[Data items]
- - - -

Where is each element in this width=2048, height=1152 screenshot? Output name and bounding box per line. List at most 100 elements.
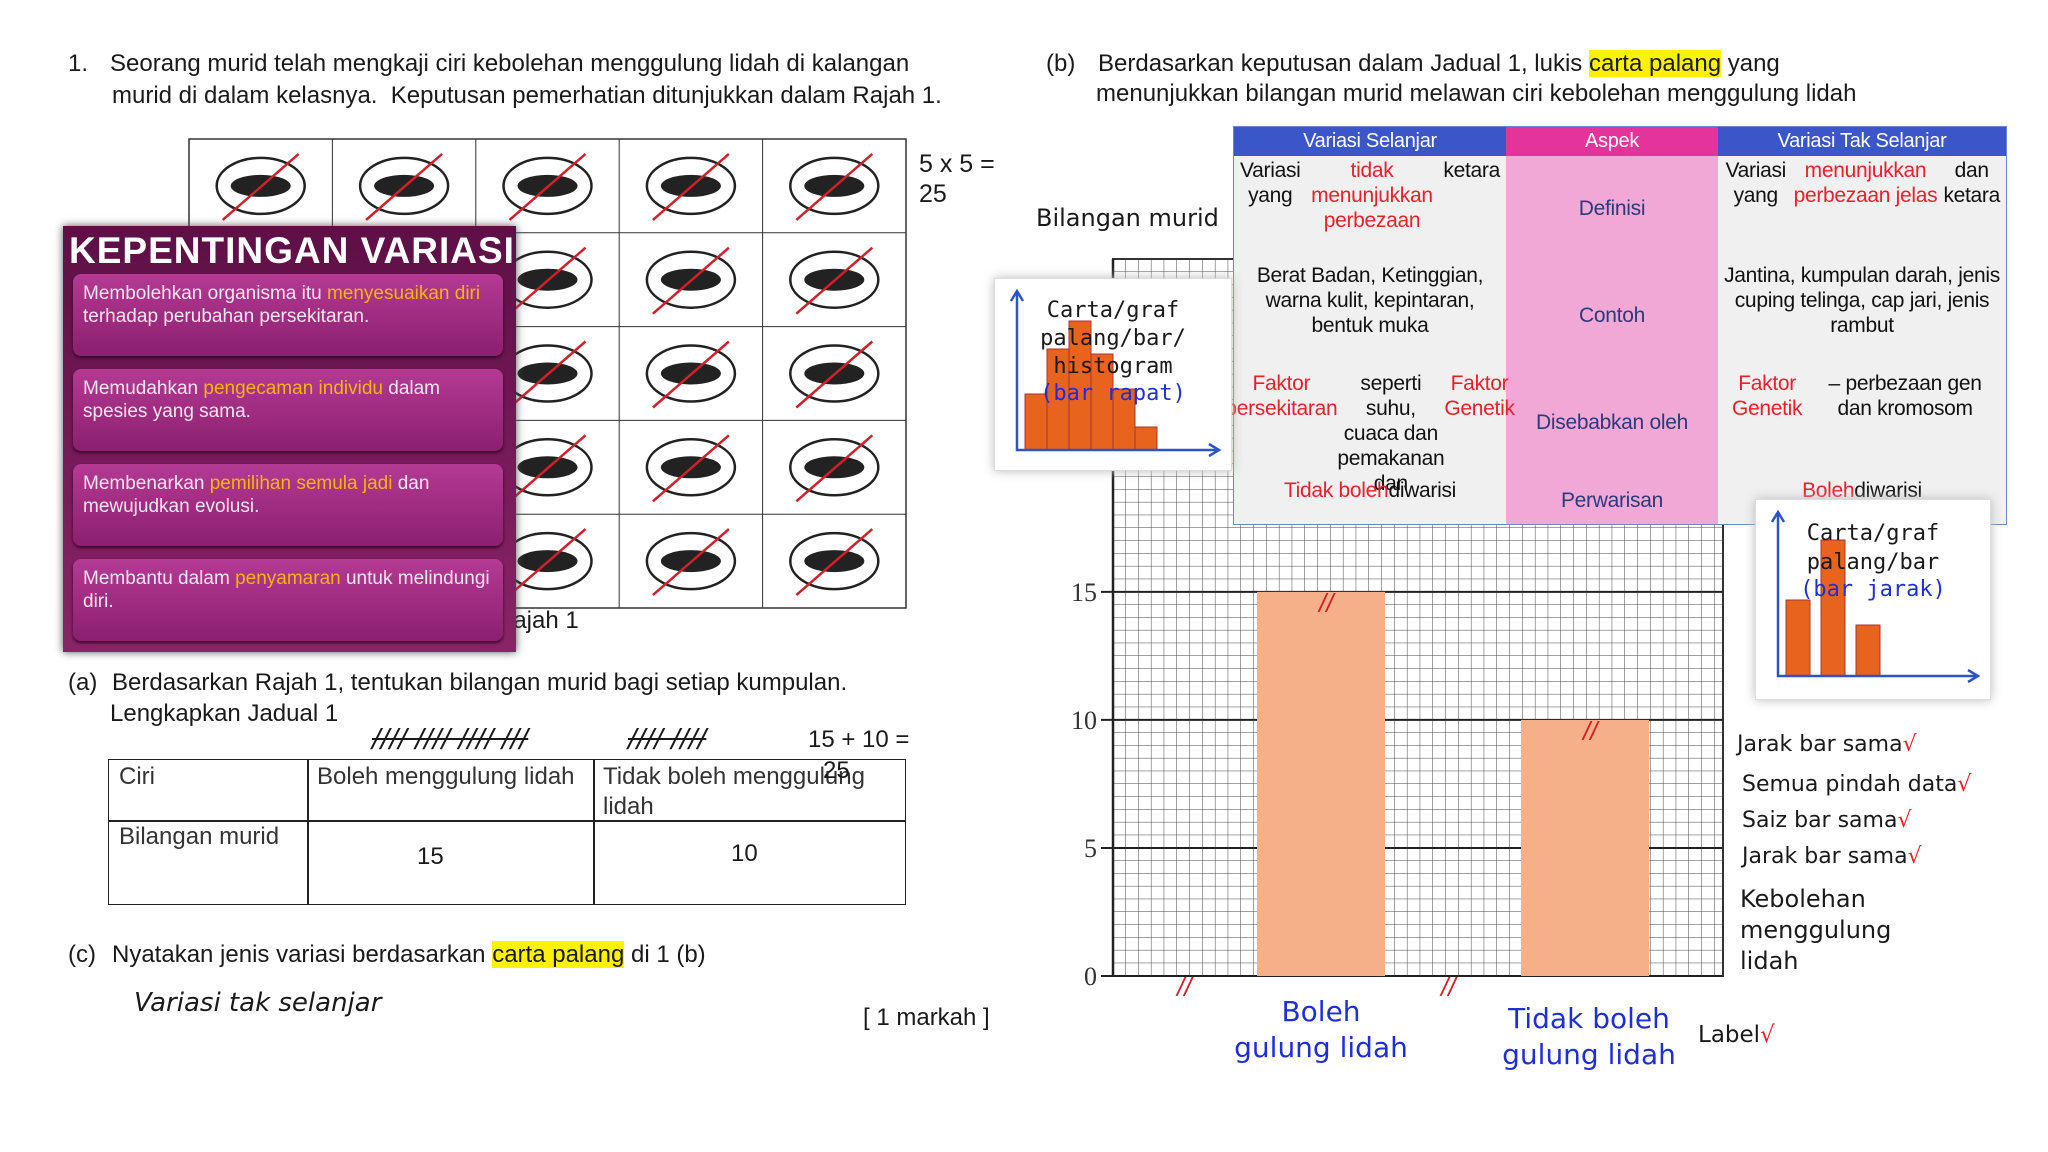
overlay-item: Membolehkan organisma itu menyesuaikan d… [73, 274, 503, 356]
bar [1521, 719, 1649, 976]
vt-cell: Definisi [1506, 156, 1718, 261]
cross-mark [795, 152, 874, 221]
part-text: menunjukkan bilangan murid melawan ciri … [1096, 80, 1857, 107]
text: Jarak bar sama [1742, 844, 1908, 869]
highlight: carta palang [492, 941, 625, 968]
x-tick-label: Tidak boleh gulung lidah [1502, 1002, 1676, 1071]
table-header: Tidak boleh menggulung lidah [603, 763, 865, 820]
text: – perbezaan gen dan kromosom [1828, 372, 1982, 420]
overlay-item: Membenarkan pemilihan semula jadi dan me… [73, 464, 503, 546]
text: dan ketara [1943, 159, 2001, 207]
text: Membenarkan [83, 473, 210, 494]
label-note: Label√ [1698, 1022, 1775, 1048]
cross-mark [795, 434, 874, 503]
vt-cell: Perwarisan [1506, 476, 1718, 524]
calc: 5 x 5 = [919, 150, 995, 178]
answer: Variasi tak selanjar [134, 988, 382, 1018]
text: Variasi yang [1240, 159, 1301, 207]
highlight-text: Faktor Genetik [1731, 372, 1803, 420]
break-mark: // [1317, 588, 1336, 618]
text: Membolehkan organisma itu [83, 283, 327, 304]
inset-bar [1855, 624, 1881, 677]
cross-mark [652, 528, 730, 597]
question-line: Seorang murid telah mengkaji ciri kebole… [110, 50, 910, 77]
vt-cell: Variasi yang menunjukkan perbezaan jelas… [1718, 156, 2006, 261]
highlight-text: Faktor persekitaran [1225, 372, 1338, 420]
text: seperti suhu, cuaca dan pemakanan dan [1337, 372, 1445, 495]
inset-bar [1134, 426, 1158, 451]
table-rule [307, 760, 309, 904]
overlay-item: Memudahkan pengecaman individu dalam spe… [73, 369, 503, 451]
tick: √ [1957, 772, 1972, 797]
part-label: (b) [1046, 50, 1076, 77]
tick: √ [1897, 808, 1912, 833]
vt-cell: Boleh diwarisi [1718, 476, 2006, 524]
tick: √ [1902, 732, 1917, 757]
table: Ciri Boleh menggulung lidah Tidak boleh … [108, 759, 906, 905]
text: Label [1698, 1022, 1761, 1048]
inset-graph [1770, 509, 1981, 684]
question-line: murid di dalam kelasnya. Keputusan pemer… [112, 82, 942, 109]
part-text: Nyatakan jenis variasi berdasarkan carta… [112, 941, 706, 969]
inset-axes [1015, 293, 1217, 452]
cross-mark [795, 340, 874, 409]
text: Contoh [1579, 303, 1645, 327]
vt-header: Variasi Selanjar [1303, 130, 1437, 152]
text: Memudahkan [83, 378, 204, 399]
text: Saiz bar sama [1742, 808, 1898, 833]
x-axis-label: Kebolehan menggulung lidah [1740, 885, 1892, 975]
cross-mark [221, 152, 300, 221]
text: diwarisi [1388, 479, 1457, 502]
text: Disebabkan oleh [1536, 411, 1688, 434]
inset-bar [1785, 599, 1811, 677]
histogram-inset: Carta/graf palang/bar/ histogram (bar ra… [994, 278, 1232, 471]
text: yang [1721, 50, 1780, 77]
part-text: Berdasarkan keputusan dalam Jadual 1, lu… [1098, 50, 1780, 78]
calc: 25 [919, 180, 947, 208]
cross-mark [652, 434, 730, 503]
cross-mark [508, 340, 587, 409]
text: terhadap perubahan persekitaran. [83, 306, 370, 327]
break-mark: // [1581, 716, 1600, 746]
vt-cell: Tidak boleh diwarisi [1234, 476, 1506, 524]
tally: //// //// //// /// [372, 724, 529, 754]
break-mark: // [1439, 972, 1458, 1002]
y-axis-label: Bilangan murid [1036, 204, 1219, 232]
highlight-text: tidak menunjukkan perbezaan [1311, 159, 1433, 232]
highlight-text: Tidak boleh [1283, 479, 1389, 502]
part-label: (c) [68, 941, 96, 968]
y-tick-label: 5 [1084, 834, 1097, 863]
inset-note: (bar rapat) [1040, 381, 1186, 406]
vt-cell: Disebabkan oleh [1506, 369, 1718, 476]
check-item: Saiz bar sama√ [1742, 808, 1911, 833]
overlay-item: Membantu dalam penyamaran untuk melindun… [73, 559, 503, 641]
sum: 25 [823, 757, 850, 784]
cross-mark [652, 246, 730, 315]
text: di 1 (b) [624, 941, 706, 968]
inset-note: (bar jarak) [1800, 577, 1946, 602]
y-tick-label: 15 [1071, 578, 1097, 607]
sum: 15 + 10 = [808, 726, 910, 753]
aspek-column [1506, 127, 1718, 524]
inset-arrows [1770, 509, 1981, 684]
bar [1257, 591, 1385, 976]
text: Nyatakan jenis variasi berdasarkan [112, 941, 493, 968]
highlight-text: Faktor Genetik [1444, 372, 1515, 420]
cross-mark [508, 528, 587, 597]
table-header-bar [1506, 127, 1718, 156]
vt-cell: Faktor Genetik – perbezaan gen dan kromo… [1718, 369, 2006, 476]
table-header: Boleh menggulung lidah [317, 763, 575, 790]
text: ketara [1443, 159, 1500, 182]
highlight: carta palang [1588, 50, 1722, 77]
highlight-text: Boleh [1802, 479, 1855, 502]
y-tick-label: 0 [1084, 962, 1097, 991]
table-cell: 15 [417, 843, 444, 870]
text: Definisi [1578, 197, 1646, 220]
text: dan mewujudkan evolusi. [83, 473, 430, 517]
inset-text: Carta/graf palang/bar/ histogram [1040, 298, 1186, 379]
x-tick-label: Boleh gulung lidah [1234, 995, 1408, 1064]
text: dalam spesies yang sama. [83, 378, 441, 422]
marks: [ 1 markah ] [863, 1004, 990, 1031]
text: Membantu dalam [83, 568, 236, 589]
text: Jarak bar sama [1737, 732, 1903, 757]
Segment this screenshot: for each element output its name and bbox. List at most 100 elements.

- - - -

▸ **Written instruction**
Please reproduce every line above exactly, leaving out the pictures.

▸ **Solved exercise**
Where is each element in this width=2048, height=1152 screenshot? Output name and bounding box per line. List at most 100 elements.
overlay-item: Membolehkan organisma itu menyesuaikan d… [73, 274, 503, 356]
bar [1521, 719, 1649, 976]
vt-cell: Definisi [1506, 156, 1718, 261]
cross-mark [795, 152, 874, 221]
part-text: menunjukkan bilangan murid melawan ciri … [1096, 80, 1857, 107]
text: Jarak bar sama [1742, 844, 1908, 869]
highlight: carta palang [492, 941, 625, 968]
x-tick-label: Tidak boleh gulung lidah [1502, 1002, 1676, 1071]
table-header: Tidak boleh menggulung lidah [603, 763, 865, 820]
text: – perbezaan gen dan kromosom [1828, 372, 1982, 420]
overlay-item: Membenarkan pemilihan semula jadi dan me… [73, 464, 503, 546]
text: dan ketara [1943, 159, 2001, 207]
text: Membenarkan [83, 473, 210, 494]
label-note: Label√ [1698, 1022, 1775, 1048]
cross-mark [795, 434, 874, 503]
vt-cell: Perwarisan [1506, 476, 1718, 524]
calc: 5 x 5 = [919, 150, 995, 178]
answer: Variasi tak selanjar [134, 988, 382, 1018]
text: Variasi yang [1240, 159, 1301, 207]
highlight-text: Faktor Genetik [1731, 372, 1803, 420]
break-mark: // [1317, 588, 1336, 618]
text: Membolehkan organisma itu [83, 283, 327, 304]
inset-bar [1855, 624, 1881, 677]
cross-mark [652, 528, 730, 597]
question-line: Seorang murid telah mengkaji ciri kebole… [110, 50, 910, 77]
vt-cell: Variasi yang menunjukkan perbezaan jelas… [1718, 156, 2006, 261]
highlight-text: Faktor persekitaran [1225, 372, 1338, 420]
text: seperti suhu, cuaca dan pemakanan dan [1337, 372, 1445, 495]
inset-bar [1134, 426, 1158, 451]
table-rule [307, 760, 309, 904]
overlay-item: Memudahkan pengecaman individu dalam spe… [73, 369, 503, 451]
tick: √ [1957, 772, 1972, 797]
part-label: (b) [1046, 50, 1076, 77]
tick: √ [1897, 808, 1912, 833]
vt-cell: Boleh diwarisi [1718, 476, 2006, 524]
tick: √ [1902, 732, 1917, 757]
table: Ciri Boleh menggulung lidah Tidak boleh … [108, 759, 906, 905]
text: Label [1698, 1022, 1761, 1048]
inset-graph [1770, 509, 1981, 684]
question-line: murid di dalam kelasnya. Keputusan pemer… [112, 82, 942, 109]
part-text: Nyatakan jenis variasi berdasarkan carta… [112, 941, 706, 969]
inset-axes [1015, 293, 1217, 452]
cross-mark [795, 340, 874, 409]
text: Contoh [1579, 303, 1645, 327]
vt-header: Variasi Selanjar [1303, 130, 1437, 152]
text: Memudahkan [83, 378, 204, 399]
text: Saiz bar sama [1742, 808, 1898, 833]
x-axis-label: Kebolehan menggulung lidah [1740, 885, 1892, 975]
cross-mark [221, 152, 300, 221]
text: diwarisi [1388, 479, 1457, 502]
text: Disebabkan oleh [1536, 411, 1688, 434]
inset-bar [1785, 599, 1811, 677]
histogram-inset: Carta/graf palang/bar/ histogram (bar ra… [994, 278, 1232, 471]
text: yang [1721, 50, 1780, 77]
part-text: Berdasarkan keputusan dalam Jadual 1, lu… [1098, 50, 1780, 78]
calc: 25 [919, 180, 947, 208]
cross-mark [652, 434, 730, 503]
cross-mark [508, 340, 587, 409]
text: terhadap perubahan persekitaran. [83, 306, 370, 327]
break-mark: // [1581, 716, 1600, 746]
vt-cell: Tidak boleh diwarisi [1234, 476, 1506, 524]
tally: //// //// //// /// [372, 724, 529, 754]
break-mark: // [1439, 972, 1458, 1002]
y-axis-label: Bilangan murid [1036, 204, 1219, 232]
highlight-text: tidak menunjukkan perbezaan [1311, 159, 1433, 232]
highlight-text: Tidak boleh [1283, 479, 1389, 502]
part-label: (c) [68, 941, 96, 968]
y-tick-label: 5 [1084, 834, 1097, 863]
inset-note: (bar rapat) [1040, 381, 1186, 406]
vt-cell: Disebabkan oleh [1506, 369, 1718, 476]
check-item: Saiz bar sama√ [1742, 808, 1911, 833]
overlay-item: Membantu dalam penyamaran untuk melindun… [73, 559, 503, 641]
sum: 25 [823, 757, 850, 784]
cross-mark [652, 246, 730, 315]
text: di 1 (b) [624, 941, 706, 968]
inset-note: (bar jarak) [1800, 577, 1946, 602]
y-tick-label: 15 [1071, 578, 1097, 607]
sum: 15 + 10 = [808, 726, 910, 753]
aspek-column [1506, 127, 1718, 524]
inset-arrows [1770, 509, 1981, 684]
bar [1257, 591, 1385, 976]
text: Nyatakan jenis variasi berdasarkan [112, 941, 493, 968]
highlight-text: Faktor Genetik [1444, 372, 1515, 420]
cross-mark [508, 528, 587, 597]
table-header-bar [1506, 127, 1718, 156]
vt-cell: Faktor Genetik – perbezaan gen dan kromo… [1718, 369, 2006, 476]
table-header: Boleh menggulung lidah [317, 763, 575, 790]
text: ketara [1443, 159, 1500, 182]
highlight: carta palang [1588, 50, 1722, 77]
highlight-text: Boleh [1802, 479, 1855, 502]
y-tick-label: 0 [1084, 962, 1097, 991]
table-cell: 15 [417, 843, 444, 870]
text: Definisi [1578, 197, 1646, 220]
text: dan mewujudkan evolusi. [83, 473, 430, 517]
inset-text: Carta/graf palang/bar/ histogram [1040, 298, 1186, 379]
x-tick-label: Boleh gulung lidah [1234, 995, 1408, 1064]
text: dalam spesies yang sama. [83, 378, 441, 422]
marks: [ 1 markah ] [863, 1004, 990, 1031]
text: Membantu dalam [83, 568, 236, 589]
text: Jarak bar sama [1737, 732, 1903, 757]
Segment this screenshot: for each element output its name and bbox. List at most 100 elements.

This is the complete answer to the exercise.